# START OF Material supplied
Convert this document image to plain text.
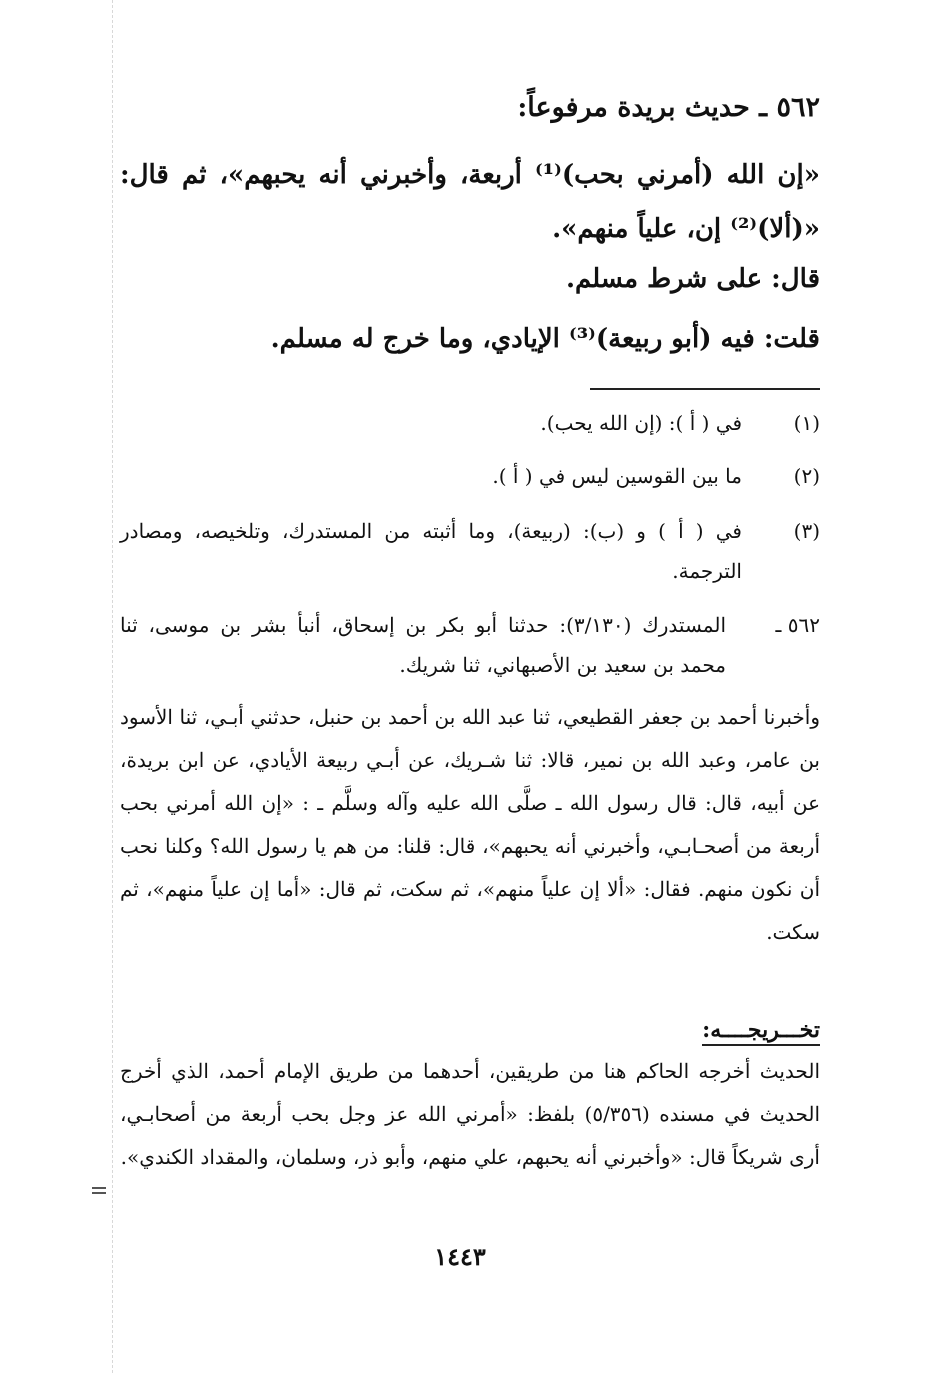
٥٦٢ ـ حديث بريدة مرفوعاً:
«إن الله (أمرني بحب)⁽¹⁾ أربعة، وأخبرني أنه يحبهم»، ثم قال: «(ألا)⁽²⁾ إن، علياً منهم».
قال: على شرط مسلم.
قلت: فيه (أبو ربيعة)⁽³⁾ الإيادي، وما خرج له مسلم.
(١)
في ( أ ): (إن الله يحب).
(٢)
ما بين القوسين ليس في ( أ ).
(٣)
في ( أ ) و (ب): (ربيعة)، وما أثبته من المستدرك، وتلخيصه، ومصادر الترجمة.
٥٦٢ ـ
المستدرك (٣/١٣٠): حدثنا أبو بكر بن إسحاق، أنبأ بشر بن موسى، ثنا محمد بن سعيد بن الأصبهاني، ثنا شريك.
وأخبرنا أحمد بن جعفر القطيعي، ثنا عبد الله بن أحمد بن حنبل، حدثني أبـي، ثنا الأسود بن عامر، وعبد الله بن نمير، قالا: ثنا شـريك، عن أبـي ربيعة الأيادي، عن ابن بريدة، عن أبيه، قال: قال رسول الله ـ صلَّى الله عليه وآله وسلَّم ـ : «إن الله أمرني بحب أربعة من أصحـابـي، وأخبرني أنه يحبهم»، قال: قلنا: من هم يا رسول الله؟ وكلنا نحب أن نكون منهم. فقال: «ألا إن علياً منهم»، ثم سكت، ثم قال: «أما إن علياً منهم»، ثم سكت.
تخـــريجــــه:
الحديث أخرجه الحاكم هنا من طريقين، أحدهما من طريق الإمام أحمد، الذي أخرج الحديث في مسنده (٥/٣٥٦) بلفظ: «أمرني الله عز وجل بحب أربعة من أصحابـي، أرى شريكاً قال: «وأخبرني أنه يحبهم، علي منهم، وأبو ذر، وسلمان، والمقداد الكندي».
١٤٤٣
# END OF Material supplied
> What this task involves:
An exact transcription of all the entries is required, without the pictures.

> Output of the task:
Convert this document image to plain text.
٥٦٢ ـ حديث بريدة مرفوعاً:
«إن الله (أمرني بحب)⁽¹⁾ أربعة، وأخبرني أنه يحبهم»، ثم قال: «(ألا)⁽²⁾ إن، علياً منهم».
قال: على شرط مسلم.
قلت: فيه (أبو ربيعة)⁽³⁾ الإيادي، وما خرج له مسلم.
(١)
في ( أ ): (إن الله يحب).
(٢)
ما بين القوسين ليس في ( أ ).
(٣)
في ( أ ) و (ب): (ربيعة)، وما أثبته من المستدرك، وتلخيصه، ومصادر الترجمة.
٥٦٢ ـ
المستدرك (٣/١٣٠): حدثنا أبو بكر بن إسحاق، أنبأ بشر بن موسى، ثنا محمد بن سعيد بن الأصبهاني، ثنا شريك.
وأخبرنا أحمد بن جعفر القطيعي، ثنا عبد الله بن أحمد بن حنبل، حدثني أبـي، ثنا الأسود بن عامر، وعبد الله بن نمير، قالا: ثنا شـريك، عن أبـي ربيعة الأيادي، عن ابن بريدة، عن أبيه، قال: قال رسول الله ـ صلَّى الله عليه وآله وسلَّم ـ : «إن الله أمرني بحب أربعة من أصحـابـي، وأخبرني أنه يحبهم»، قال: قلنا: من هم يا رسول الله؟ وكلنا نحب أن نكون منهم. فقال: «ألا إن علياً منهم»، ثم سكت، ثم قال: «أما إن علياً منهم»، ثم سكت.
تخـــريجــــه:
الحديث أخرجه الحاكم هنا من طريقين، أحدهما من طريق الإمام أحمد، الذي أخرج الحديث في مسنده (٥/٣٥٦) بلفظ: «أمرني الله عز وجل بحب أربعة من أصحابـي، أرى شريكاً قال: «وأخبرني أنه يحبهم، علي منهم، وأبو ذر، وسلمان، والمقداد الكندي».
١٤٤٣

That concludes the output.